- **Data records**
● ● ● ● ●
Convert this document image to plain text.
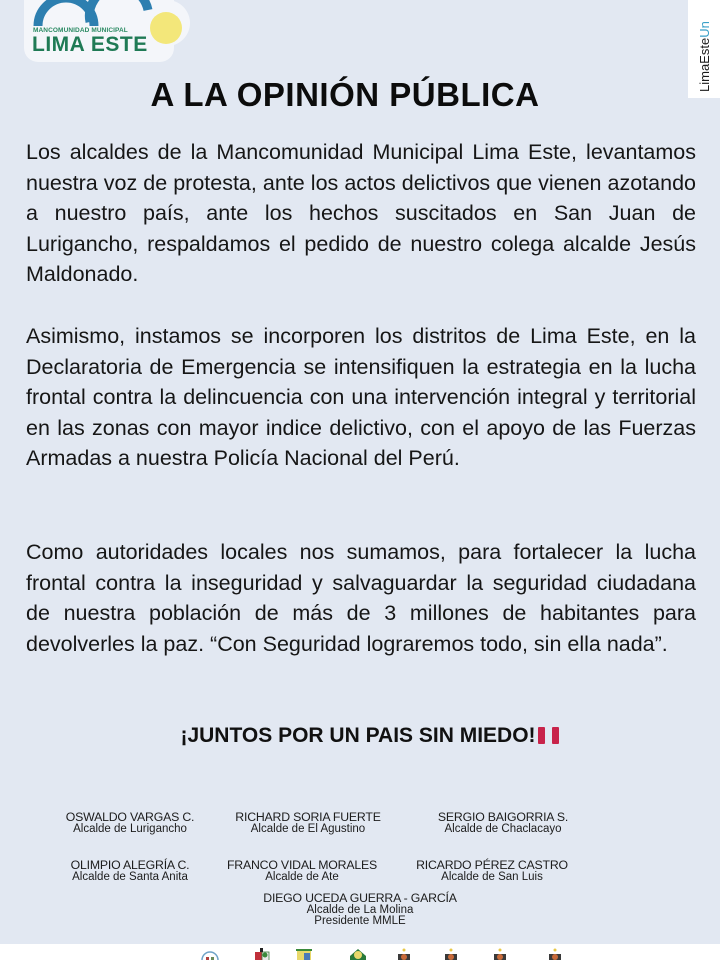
MANCOMUNIDAD MUNICIPAL
LIMA ESTE	LimaEsteUn
A LA OPINIÓN PÚBLICA

Los alcaldes de la Mancomunidad Municipal Lima Este, levantamos nuestra voz de protesta, ante los actos delictivos que vienen azotando a nuestro país, ante los hechos suscitados en San Juan de Lurigancho, respaldamos el pedido de nuestro colega alcalde Jesús Maldonado.

Asimismo, instamos se incorporen los distritos de Lima Este, en la Declaratoria de Emergencia se intensifiquen la estrategia en la lucha frontal contra la delincuencia con una intervención integral y territorial en las zonas con mayor indice delictivo, con el apoyo de las Fuerzas Armadas a nuestra Policía Nacional del Perú.

Como autoridades locales nos sumamos, para fortalecer la lucha frontal contra la inseguridad y salvaguardar la seguridad ciudadana de nuestra población de más de 3 millones de habitantes para devolverles la paz. “Con Seguridad lograremos todo, sin ella nada”.

¡JUNTOS POR UN PAIS SIN MIEDO!
OSWALDO VARGAS C.
Alcalde de Lurigancho
RICHARD SORIA FUERTE
Alcalde de El Agustino
SERGIO BAIGORRIA S.
Alcalde de Chaclacayo
OLIMPIO ALEGRÍA C.
Alcalde de Santa Anita
FRANCO VIDAL MORALES
Alcalde de Ate
RICARDO PÉREZ CASTRO
Alcalde de San Luis
DIEGO UCEDA GUERRA - GARCÍA
Alcalde de La Molina
Presidente MMLE
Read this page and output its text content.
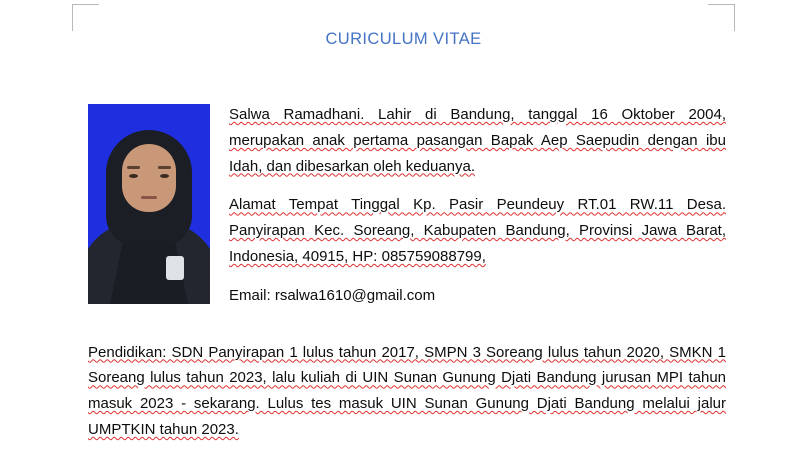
CURICULUM VITAE

Salwa Ramadhani. Lahir di Bandung, tanggal 16 Oktober 2004, merupakan anak pertama pasangan Bapak Aep Saepudin dengan ibu Idah, dan dibesarkan oleh keduanya.

Alamat Tempat Tinggal Kp. Pasir Peundeuy RT.01 RW.11 Desa. Panyirapan Kec. Soreang, Kabupaten Bandung, Provinsi Jawa Barat, Indonesia, 40915, HP: 085759088799,

Email: rsalwa1610@gmail.com

Pendidikan: SDN Panyirapan 1 lulus tahun 2017, SMPN 3 Soreang lulus tahun 2020, SMKN 1 Soreang lulus tahun 2023, lalu kuliah di UIN Sunan Gunung Djati Bandung jurusan MPI tahun masuk 2023 - sekarang. Lulus tes masuk UIN Sunan Gunung Djati Bandung melalui jalur UMPTKIN tahun 2023.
● ● ● ● ●
- **WRITTEN REQUEST**
Every entry should be returned exactly as written, minus the pictures.

- **EXERCISE SOLUTION**
Convert this document image to plain text.
MANCOMUNIDAD MUNICIPAL
LIMA ESTE	LimaEsteUn
A LA OPINIÓN PÚBLICA

Los alcaldes de la Mancomunidad Municipal Lima Este, levantamos nuestra voz de protesta, ante los actos delictivos que vienen azotando a nuestro país, ante los hechos suscitados en San Juan de Lurigancho, respaldamos el pedido de nuestro colega alcalde Jesús Maldonado.

Asimismo, instamos se incorporen los distritos de Lima Este, en la Declaratoria de Emergencia se intensifiquen la estrategia en la lucha frontal contra la delincuencia con una intervención integral y territorial en las zonas con mayor indice delictivo, con el apoyo de las Fuerzas Armadas a nuestra Policía Nacional del Perú.

Como autoridades locales nos sumamos, para fortalecer la lucha frontal contra la inseguridad y salvaguardar la seguridad ciudadana de nuestra población de más de 3 millones de habitantes para devolverles la paz. “Con Seguridad lograremos todo, sin ella nada”.

¡JUNTOS POR UN PAIS SIN MIEDO!
OSWALDO VARGAS C.
Alcalde de Lurigancho
RICHARD SORIA FUERTE
Alcalde de El Agustino
SERGIO BAIGORRIA S.
Alcalde de Chaclacayo
OLIMPIO ALEGRÍA C.
Alcalde de Santa Anita
FRANCO VIDAL MORALES
Alcalde de Ate
RICARDO PÉREZ CASTRO
Alcalde de San Luis
DIEGO UCEDA GUERRA - GARCÍA
Alcalde de La Molina
Presidente MMLE
Read this page and output its text content.
CURICULUM VITAE

Salwa Ramadhani. Lahir di Bandung, tanggal 16 Oktober 2004, merupakan anak pertama pasangan Bapak Aep Saepudin dengan ibu Idah, dan dibesarkan oleh keduanya.

Alamat Tempat Tinggal Kp. Pasir Peundeuy RT.01 RW.11 Desa. Panyirapan Kec. Soreang, Kabupaten Bandung, Provinsi Jawa Barat, Indonesia, 40915, HP: 085759088799,

Email: rsalwa1610@gmail.com

Pendidikan: SDN Panyirapan 1 lulus tahun 2017, SMPN 3 Soreang lulus tahun 2020, SMKN 1 Soreang lulus tahun 2023, lalu kuliah di UIN Sunan Gunung Djati Bandung jurusan MPI tahun masuk 2023 - sekarang. Lulus tes masuk UIN Sunan Gunung Djati Bandung melalui jalur UMPTKIN tahun 2023.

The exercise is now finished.